Exercise prompt → Rewrite the entries below, from the very first line through the line that contains "adset-name-cell[interactable]: TT [232, 665, 391, 729]", changing every "drag-handle-icon" to "grip-icon" and keeping everything else the same.
☆ ☆ ☆ ☆ ☆ ☆ ☆
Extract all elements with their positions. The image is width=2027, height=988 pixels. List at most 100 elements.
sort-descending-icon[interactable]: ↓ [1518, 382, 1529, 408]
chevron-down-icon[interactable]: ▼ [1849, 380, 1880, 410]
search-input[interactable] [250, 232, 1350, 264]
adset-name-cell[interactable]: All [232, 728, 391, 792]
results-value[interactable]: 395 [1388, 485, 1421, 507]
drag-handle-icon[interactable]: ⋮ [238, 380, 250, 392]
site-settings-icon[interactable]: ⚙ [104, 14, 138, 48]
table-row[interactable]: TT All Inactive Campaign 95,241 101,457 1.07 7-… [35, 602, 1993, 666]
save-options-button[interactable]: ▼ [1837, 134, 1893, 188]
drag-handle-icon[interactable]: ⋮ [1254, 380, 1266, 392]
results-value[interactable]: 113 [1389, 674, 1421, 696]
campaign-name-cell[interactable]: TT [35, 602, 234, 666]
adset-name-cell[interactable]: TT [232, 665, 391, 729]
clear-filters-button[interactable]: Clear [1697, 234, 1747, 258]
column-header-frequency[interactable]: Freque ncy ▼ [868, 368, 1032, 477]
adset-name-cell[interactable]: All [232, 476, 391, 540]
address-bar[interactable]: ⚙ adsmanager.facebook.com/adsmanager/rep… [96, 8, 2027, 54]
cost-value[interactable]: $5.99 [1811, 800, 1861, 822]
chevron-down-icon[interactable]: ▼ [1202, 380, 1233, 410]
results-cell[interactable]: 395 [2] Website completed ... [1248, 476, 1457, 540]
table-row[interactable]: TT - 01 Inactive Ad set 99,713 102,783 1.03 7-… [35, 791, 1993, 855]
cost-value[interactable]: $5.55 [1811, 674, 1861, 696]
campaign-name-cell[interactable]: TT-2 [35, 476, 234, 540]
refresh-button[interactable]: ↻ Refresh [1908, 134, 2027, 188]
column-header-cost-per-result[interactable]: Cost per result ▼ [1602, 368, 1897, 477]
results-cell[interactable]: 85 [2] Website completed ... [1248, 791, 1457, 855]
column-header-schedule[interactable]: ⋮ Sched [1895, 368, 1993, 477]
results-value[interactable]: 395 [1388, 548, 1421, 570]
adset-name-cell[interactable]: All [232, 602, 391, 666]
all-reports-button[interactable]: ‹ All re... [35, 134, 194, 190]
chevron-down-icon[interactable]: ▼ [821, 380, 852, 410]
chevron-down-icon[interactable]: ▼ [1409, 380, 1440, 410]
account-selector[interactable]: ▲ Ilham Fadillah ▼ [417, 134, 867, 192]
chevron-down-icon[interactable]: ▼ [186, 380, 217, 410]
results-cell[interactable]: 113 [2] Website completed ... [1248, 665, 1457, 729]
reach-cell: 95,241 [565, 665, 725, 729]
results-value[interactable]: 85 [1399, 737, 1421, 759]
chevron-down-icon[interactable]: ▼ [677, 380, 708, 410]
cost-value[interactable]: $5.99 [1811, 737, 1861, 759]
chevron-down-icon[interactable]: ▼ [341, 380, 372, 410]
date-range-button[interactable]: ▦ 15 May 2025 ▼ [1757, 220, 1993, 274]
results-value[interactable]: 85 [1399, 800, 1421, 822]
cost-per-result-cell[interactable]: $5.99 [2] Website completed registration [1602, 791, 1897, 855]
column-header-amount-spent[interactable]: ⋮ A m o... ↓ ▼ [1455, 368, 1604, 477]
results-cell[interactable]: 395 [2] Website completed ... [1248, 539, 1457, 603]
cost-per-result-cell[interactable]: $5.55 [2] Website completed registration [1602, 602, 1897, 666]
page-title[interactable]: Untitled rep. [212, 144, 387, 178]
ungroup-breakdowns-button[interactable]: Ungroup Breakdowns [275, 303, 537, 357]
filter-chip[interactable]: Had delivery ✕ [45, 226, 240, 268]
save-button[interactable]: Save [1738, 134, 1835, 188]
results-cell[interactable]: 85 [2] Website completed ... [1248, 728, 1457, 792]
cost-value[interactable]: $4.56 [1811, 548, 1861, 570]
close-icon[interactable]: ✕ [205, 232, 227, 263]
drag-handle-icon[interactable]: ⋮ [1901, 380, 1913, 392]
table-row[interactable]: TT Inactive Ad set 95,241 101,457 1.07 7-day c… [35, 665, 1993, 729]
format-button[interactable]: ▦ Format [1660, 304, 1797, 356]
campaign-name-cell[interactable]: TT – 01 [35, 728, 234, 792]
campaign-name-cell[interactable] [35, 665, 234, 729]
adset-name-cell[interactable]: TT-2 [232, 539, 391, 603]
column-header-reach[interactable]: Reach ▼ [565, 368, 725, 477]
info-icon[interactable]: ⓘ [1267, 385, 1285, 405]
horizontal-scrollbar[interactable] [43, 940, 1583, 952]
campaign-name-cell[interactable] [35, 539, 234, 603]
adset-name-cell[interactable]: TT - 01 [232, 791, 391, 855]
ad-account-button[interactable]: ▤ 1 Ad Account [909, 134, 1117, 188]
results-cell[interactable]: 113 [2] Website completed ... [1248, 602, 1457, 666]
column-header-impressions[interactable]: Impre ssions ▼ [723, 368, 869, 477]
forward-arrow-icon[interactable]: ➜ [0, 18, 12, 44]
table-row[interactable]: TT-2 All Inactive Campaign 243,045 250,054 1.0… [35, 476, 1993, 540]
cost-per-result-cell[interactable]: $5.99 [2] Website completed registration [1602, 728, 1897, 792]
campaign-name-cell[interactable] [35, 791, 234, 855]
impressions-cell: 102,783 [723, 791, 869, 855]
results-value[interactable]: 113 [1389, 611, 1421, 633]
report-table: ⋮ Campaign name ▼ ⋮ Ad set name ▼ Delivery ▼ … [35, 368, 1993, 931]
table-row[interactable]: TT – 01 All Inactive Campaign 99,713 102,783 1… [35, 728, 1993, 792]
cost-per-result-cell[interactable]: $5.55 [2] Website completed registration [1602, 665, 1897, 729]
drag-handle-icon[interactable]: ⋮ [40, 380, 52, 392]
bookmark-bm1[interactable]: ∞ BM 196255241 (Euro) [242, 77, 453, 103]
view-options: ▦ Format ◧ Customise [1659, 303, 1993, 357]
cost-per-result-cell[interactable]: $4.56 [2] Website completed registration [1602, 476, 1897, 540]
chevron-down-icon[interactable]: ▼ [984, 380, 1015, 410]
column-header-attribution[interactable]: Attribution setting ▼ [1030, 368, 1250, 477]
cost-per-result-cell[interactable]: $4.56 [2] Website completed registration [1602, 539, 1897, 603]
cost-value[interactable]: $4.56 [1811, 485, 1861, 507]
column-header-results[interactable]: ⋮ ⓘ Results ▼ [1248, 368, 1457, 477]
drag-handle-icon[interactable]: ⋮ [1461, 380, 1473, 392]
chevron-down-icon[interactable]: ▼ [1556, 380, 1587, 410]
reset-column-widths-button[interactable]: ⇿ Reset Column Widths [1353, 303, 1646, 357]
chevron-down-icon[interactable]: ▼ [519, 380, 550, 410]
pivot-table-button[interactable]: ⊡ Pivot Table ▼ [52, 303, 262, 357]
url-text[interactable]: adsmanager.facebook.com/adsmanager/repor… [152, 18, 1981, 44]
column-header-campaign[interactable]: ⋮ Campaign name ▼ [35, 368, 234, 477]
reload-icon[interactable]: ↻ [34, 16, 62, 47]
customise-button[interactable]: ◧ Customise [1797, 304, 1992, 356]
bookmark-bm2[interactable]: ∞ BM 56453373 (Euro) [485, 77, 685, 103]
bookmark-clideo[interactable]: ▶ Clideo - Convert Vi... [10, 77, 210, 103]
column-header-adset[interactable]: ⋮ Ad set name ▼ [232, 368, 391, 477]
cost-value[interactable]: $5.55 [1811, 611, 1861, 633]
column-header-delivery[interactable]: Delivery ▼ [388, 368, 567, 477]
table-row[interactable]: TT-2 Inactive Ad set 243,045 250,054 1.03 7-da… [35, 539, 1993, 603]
☆ ☆ ☆ ☆ ☆ ☆ ☆
Full response →
Extract all elements with their positions. The image is width=2027, height=988 pixels. List at most 100 elements.
sort-descending-icon[interactable]: ↓ [1518, 382, 1529, 408]
chevron-down-icon[interactable]: ▼ [1849, 380, 1880, 410]
search-input[interactable] [250, 232, 1350, 264]
adset-name-cell[interactable]: All [232, 728, 391, 792]
results-value[interactable]: 395 [1388, 485, 1421, 507]
grip-icon[interactable]: ⋮ [238, 380, 250, 392]
site-settings-icon[interactable]: ⚙ [104, 14, 138, 48]
table-row[interactable]: TT All Inactive Campaign 95,241 101,457 1.07 7-… [35, 602, 1993, 666]
save-options-button[interactable]: ▼ [1837, 134, 1893, 188]
grip-icon[interactable]: ⋮ [1254, 380, 1266, 392]
results-value[interactable]: 113 [1389, 674, 1421, 696]
campaign-name-cell[interactable]: TT [35, 602, 234, 666]
adset-name-cell[interactable]: TT [232, 665, 391, 729]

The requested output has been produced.